> **Information provided**
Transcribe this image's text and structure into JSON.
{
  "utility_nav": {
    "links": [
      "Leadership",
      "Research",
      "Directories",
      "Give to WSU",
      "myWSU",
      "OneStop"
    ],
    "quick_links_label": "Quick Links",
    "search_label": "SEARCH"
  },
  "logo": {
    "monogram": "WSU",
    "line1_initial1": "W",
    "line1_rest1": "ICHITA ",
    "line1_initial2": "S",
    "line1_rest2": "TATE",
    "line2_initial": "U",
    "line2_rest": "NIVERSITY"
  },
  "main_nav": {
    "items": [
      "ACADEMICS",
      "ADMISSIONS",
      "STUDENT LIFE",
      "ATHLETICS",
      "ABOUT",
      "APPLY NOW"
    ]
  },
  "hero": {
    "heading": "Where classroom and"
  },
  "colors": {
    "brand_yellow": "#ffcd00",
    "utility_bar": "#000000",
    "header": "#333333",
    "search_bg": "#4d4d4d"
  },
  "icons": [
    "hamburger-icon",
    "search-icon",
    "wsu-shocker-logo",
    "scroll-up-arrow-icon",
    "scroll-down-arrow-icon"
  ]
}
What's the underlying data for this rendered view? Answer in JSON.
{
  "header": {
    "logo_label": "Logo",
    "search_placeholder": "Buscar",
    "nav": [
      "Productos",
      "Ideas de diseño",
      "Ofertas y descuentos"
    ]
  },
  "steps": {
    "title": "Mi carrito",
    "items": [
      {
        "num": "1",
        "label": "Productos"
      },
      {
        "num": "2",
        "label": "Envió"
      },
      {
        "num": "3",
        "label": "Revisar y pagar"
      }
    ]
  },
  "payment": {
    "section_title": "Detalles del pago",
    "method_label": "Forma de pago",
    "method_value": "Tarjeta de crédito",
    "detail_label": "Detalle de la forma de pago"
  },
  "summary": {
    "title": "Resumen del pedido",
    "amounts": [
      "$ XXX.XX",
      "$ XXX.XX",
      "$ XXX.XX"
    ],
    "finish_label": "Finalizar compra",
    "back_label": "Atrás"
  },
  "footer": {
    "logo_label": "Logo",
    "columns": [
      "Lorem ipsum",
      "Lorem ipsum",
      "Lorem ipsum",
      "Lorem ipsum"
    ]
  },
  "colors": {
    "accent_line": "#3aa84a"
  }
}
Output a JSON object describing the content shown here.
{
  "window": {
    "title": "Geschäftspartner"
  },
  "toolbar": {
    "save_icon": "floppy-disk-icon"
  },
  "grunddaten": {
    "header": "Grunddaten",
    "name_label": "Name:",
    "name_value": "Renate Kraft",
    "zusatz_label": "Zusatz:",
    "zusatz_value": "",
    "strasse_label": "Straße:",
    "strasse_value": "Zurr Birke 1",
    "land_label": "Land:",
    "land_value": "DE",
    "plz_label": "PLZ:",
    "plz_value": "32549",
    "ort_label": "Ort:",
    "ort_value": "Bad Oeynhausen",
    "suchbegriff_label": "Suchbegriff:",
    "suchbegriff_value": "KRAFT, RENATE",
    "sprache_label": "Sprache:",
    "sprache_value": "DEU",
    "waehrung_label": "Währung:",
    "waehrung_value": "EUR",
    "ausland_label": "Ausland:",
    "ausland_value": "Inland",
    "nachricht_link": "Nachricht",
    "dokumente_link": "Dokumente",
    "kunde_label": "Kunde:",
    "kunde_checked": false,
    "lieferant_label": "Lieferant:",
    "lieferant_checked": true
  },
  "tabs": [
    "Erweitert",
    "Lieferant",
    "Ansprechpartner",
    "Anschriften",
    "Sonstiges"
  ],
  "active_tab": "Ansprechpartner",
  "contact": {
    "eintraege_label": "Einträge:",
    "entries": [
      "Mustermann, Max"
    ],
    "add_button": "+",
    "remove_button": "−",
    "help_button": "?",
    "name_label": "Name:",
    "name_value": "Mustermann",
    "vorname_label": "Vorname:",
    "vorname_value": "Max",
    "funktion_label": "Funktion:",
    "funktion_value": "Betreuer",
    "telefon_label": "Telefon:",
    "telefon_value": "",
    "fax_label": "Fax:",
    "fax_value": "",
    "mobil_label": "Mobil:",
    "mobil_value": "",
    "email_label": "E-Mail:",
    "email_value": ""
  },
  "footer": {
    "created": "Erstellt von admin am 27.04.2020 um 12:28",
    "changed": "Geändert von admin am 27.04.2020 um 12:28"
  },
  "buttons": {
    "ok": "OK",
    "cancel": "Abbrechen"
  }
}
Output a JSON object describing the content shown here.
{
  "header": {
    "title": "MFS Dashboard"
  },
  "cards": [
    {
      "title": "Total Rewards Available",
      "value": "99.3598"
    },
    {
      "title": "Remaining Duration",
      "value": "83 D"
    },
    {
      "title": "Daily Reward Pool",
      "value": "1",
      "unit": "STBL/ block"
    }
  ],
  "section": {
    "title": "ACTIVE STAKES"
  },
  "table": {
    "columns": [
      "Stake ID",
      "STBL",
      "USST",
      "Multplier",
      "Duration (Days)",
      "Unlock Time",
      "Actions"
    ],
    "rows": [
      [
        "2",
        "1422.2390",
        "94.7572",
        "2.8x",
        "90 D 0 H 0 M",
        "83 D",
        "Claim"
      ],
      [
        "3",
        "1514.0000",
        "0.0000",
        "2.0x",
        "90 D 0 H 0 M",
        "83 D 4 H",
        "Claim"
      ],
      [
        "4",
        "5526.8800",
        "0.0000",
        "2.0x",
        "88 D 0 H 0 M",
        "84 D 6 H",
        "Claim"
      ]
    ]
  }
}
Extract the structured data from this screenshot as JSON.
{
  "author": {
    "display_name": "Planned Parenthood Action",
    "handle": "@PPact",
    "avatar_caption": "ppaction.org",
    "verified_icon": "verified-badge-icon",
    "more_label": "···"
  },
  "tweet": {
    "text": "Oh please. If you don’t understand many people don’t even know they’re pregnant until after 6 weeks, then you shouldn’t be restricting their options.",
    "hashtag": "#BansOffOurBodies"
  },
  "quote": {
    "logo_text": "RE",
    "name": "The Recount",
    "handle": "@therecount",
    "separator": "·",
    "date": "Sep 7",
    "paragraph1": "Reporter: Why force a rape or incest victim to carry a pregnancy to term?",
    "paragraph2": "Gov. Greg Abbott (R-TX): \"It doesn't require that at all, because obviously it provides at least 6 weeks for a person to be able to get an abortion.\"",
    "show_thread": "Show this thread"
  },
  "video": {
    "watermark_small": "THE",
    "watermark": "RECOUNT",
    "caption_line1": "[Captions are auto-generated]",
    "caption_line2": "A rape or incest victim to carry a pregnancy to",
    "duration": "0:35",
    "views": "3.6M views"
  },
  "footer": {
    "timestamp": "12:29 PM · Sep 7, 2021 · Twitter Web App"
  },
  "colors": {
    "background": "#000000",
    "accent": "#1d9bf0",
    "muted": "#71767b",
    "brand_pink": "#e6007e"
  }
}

> **Short problem**
Reproduce the listing in full. Keep it exactly as written.

> **Reply to the exercise**
Transcribe this image's text and structure into JSON.
{
  "utility_nav": {
    "links": [
      "Leadership",
      "Research",
      "Directories",
      "Give to WSU",
      "myWSU",
      "OneStop"
    ],
    "quick_links_label": "Quick Links",
    "search_label": "SEARCH"
  },
  "logo": {
    "monogram": "WSU",
    "line1_initial1": "W",
    "line1_rest1": "ICHITA ",
    "line1_initial2": "S",
    "line1_rest2": "TATE",
    "line2_initial": "U",
    "line2_rest": "NIVERSITY"
  },
  "main_nav": {
    "items": [
      "ACADEMICS",
      "ADMISSIONS",
      "STUDENT LIFE",
      "ATHLETICS",
      "ABOUT",
      "APPLY NOW"
    ]
  },
  "hero": {
    "heading": "Where classroom and"
  },
  "colors": {
    "brand_yellow": "#ffcd00",
    "utility_bar": "#000000",
    "header": "#333333",
    "search_bg": "#4d4d4d"
  },
  "icons": [
    "hamburger-icon",
    "search-icon",
    "wsu-shocker-logo",
    "scroll-up-arrow-icon",
    "scroll-down-arrow-icon"
  ]
}
What's the underlying data for this rendered view? Answer in JSON.
{
  "header": {
    "logo_label": "Logo",
    "search_placeholder": "Buscar",
    "nav": [
      "Productos",
      "Ideas de diseño",
      "Ofertas y descuentos"
    ]
  },
  "steps": {
    "title": "Mi carrito",
    "items": [
      {
        "num": "1",
        "label": "Productos"
      },
      {
        "num": "2",
        "label": "Envió"
      },
      {
        "num": "3",
        "label": "Revisar y pagar"
      }
    ]
  },
  "payment": {
    "section_title": "Detalles del pago",
    "method_label": "Forma de pago",
    "method_value": "Tarjeta de crédito",
    "detail_label": "Detalle de la forma de pago"
  },
  "summary": {
    "title": "Resumen del pedido",
    "amounts": [
      "$ XXX.XX",
      "$ XXX.XX",
      "$ XXX.XX"
    ],
    "finish_label": "Finalizar compra",
    "back_label": "Atrás"
  },
  "footer": {
    "logo_label": "Logo",
    "columns": [
      "Lorem ipsum",
      "Lorem ipsum",
      "Lorem ipsum",
      "Lorem ipsum"
    ]
  },
  "colors": {
    "accent_line": "#3aa84a"
  }
}
Output a JSON object describing the content shown here.
{
  "window": {
    "title": "Geschäftspartner"
  },
  "toolbar": {
    "save_icon": "floppy-disk-icon"
  },
  "grunddaten": {
    "header": "Grunddaten",
    "name_label": "Name:",
    "name_value": "Renate Kraft",
    "zusatz_label": "Zusatz:",
    "zusatz_value": "",
    "strasse_label": "Straße:",
    "strasse_value": "Zurr Birke 1",
    "land_label": "Land:",
    "land_value": "DE",
    "plz_label": "PLZ:",
    "plz_value": "32549",
    "ort_label": "Ort:",
    "ort_value": "Bad Oeynhausen",
    "suchbegriff_label": "Suchbegriff:",
    "suchbegriff_value": "KRAFT, RENATE",
    "sprache_label": "Sprache:",
    "sprache_value": "DEU",
    "waehrung_label": "Währung:",
    "waehrung_value": "EUR",
    "ausland_label": "Ausland:",
    "ausland_value": "Inland",
    "nachricht_link": "Nachricht",
    "dokumente_link": "Dokumente",
    "kunde_label": "Kunde:",
    "kunde_checked": false,
    "lieferant_label": "Lieferant:",
    "lieferant_checked": true
  },
  "tabs": [
    "Erweitert",
    "Lieferant",
    "Ansprechpartner",
    "Anschriften",
    "Sonstiges"
  ],
  "active_tab": "Ansprechpartner",
  "contact": {
    "eintraege_label": "Einträge:",
    "entries": [
      "Mustermann, Max"
    ],
    "add_button": "+",
    "remove_button": "−",
    "help_button": "?",
    "name_label": "Name:",
    "name_value": "Mustermann",
    "vorname_label": "Vorname:",
    "vorname_value": "Max",
    "funktion_label": "Funktion:",
    "funktion_value": "Betreuer",
    "telefon_label": "Telefon:",
    "telefon_value": "",
    "fax_label": "Fax:",
    "fax_value": "",
    "mobil_label": "Mobil:",
    "mobil_value": "",
    "email_label": "E-Mail:",
    "email_value": ""
  },
  "footer": {
    "created": "Erstellt von admin am 27.04.2020 um 12:28",
    "changed": "Geändert von admin am 27.04.2020 um 12:28"
  },
  "buttons": {
    "ok": "OK",
    "cancel": "Abbrechen"
  }
}
Output a JSON object describing the content shown here.
{
  "header": {
    "title": "MFS Dashboard"
  },
  "cards": [
    {
      "title": "Total Rewards Available",
      "value": "99.3598"
    },
    {
      "title": "Remaining Duration",
      "value": "83 D"
    },
    {
      "title": "Daily Reward Pool",
      "value": "1",
      "unit": "STBL/ block"
    }
  ],
  "section": {
    "title": "ACTIVE STAKES"
  },
  "table": {
    "columns": [
      "Stake ID",
      "STBL",
      "USST",
      "Multplier",
      "Duration (Days)",
      "Unlock Time",
      "Actions"
    ],
    "rows": [
      [
        "2",
        "1422.2390",
        "94.7572",
        "2.8x",
        "90 D 0 H 0 M",
        "83 D",
        "Claim"
      ],
      [
        "3",
        "1514.0000",
        "0.0000",
        "2.0x",
        "90 D 0 H 0 M",
        "83 D 4 H",
        "Claim"
      ],
      [
        "4",
        "5526.8800",
        "0.0000",
        "2.0x",
        "88 D 0 H 0 M",
        "84 D 6 H",
        "Claim"
      ]
    ]
  }
}
Extract the structured data from this screenshot as JSON.
{
  "author": {
    "display_name": "Planned Parenthood Action",
    "handle": "@PPact",
    "avatar_caption": "ppaction.org",
    "verified_icon": "verified-badge-icon",
    "more_label": "···"
  },
  "tweet": {
    "text": "Oh please. If you don’t understand many people don’t even know they’re pregnant until after 6 weeks, then you shouldn’t be restricting their options.",
    "hashtag": "#BansOffOurBodies"
  },
  "quote": {
    "logo_text": "RE",
    "name": "The Recount",
    "handle": "@therecount",
    "separator": "·",
    "date": "Sep 7",
    "paragraph1": "Reporter: Why force a rape or incest victim to carry a pregnancy to term?",
    "paragraph2": "Gov. Greg Abbott (R-TX): \"It doesn't require that at all, because obviously it provides at least 6 weeks for a person to be able to get an abortion.\"",
    "show_thread": "Show this thread"
  },
  "video": {
    "watermark_small": "THE",
    "watermark": "RECOUNT",
    "caption_line1": "[Captions are auto-generated]",
    "caption_line2": "A rape or incest victim to carry a pregnancy to",
    "duration": "0:35",
    "views": "3.6M views"
  },
  "footer": {
    "timestamp": "12:29 PM · Sep 7, 2021 · Twitter Web App"
  },
  "colors": {
    "background": "#000000",
    "accent": "#1d9bf0",
    "muted": "#71767b",
    "brand_pink": "#e6007e"
  }
}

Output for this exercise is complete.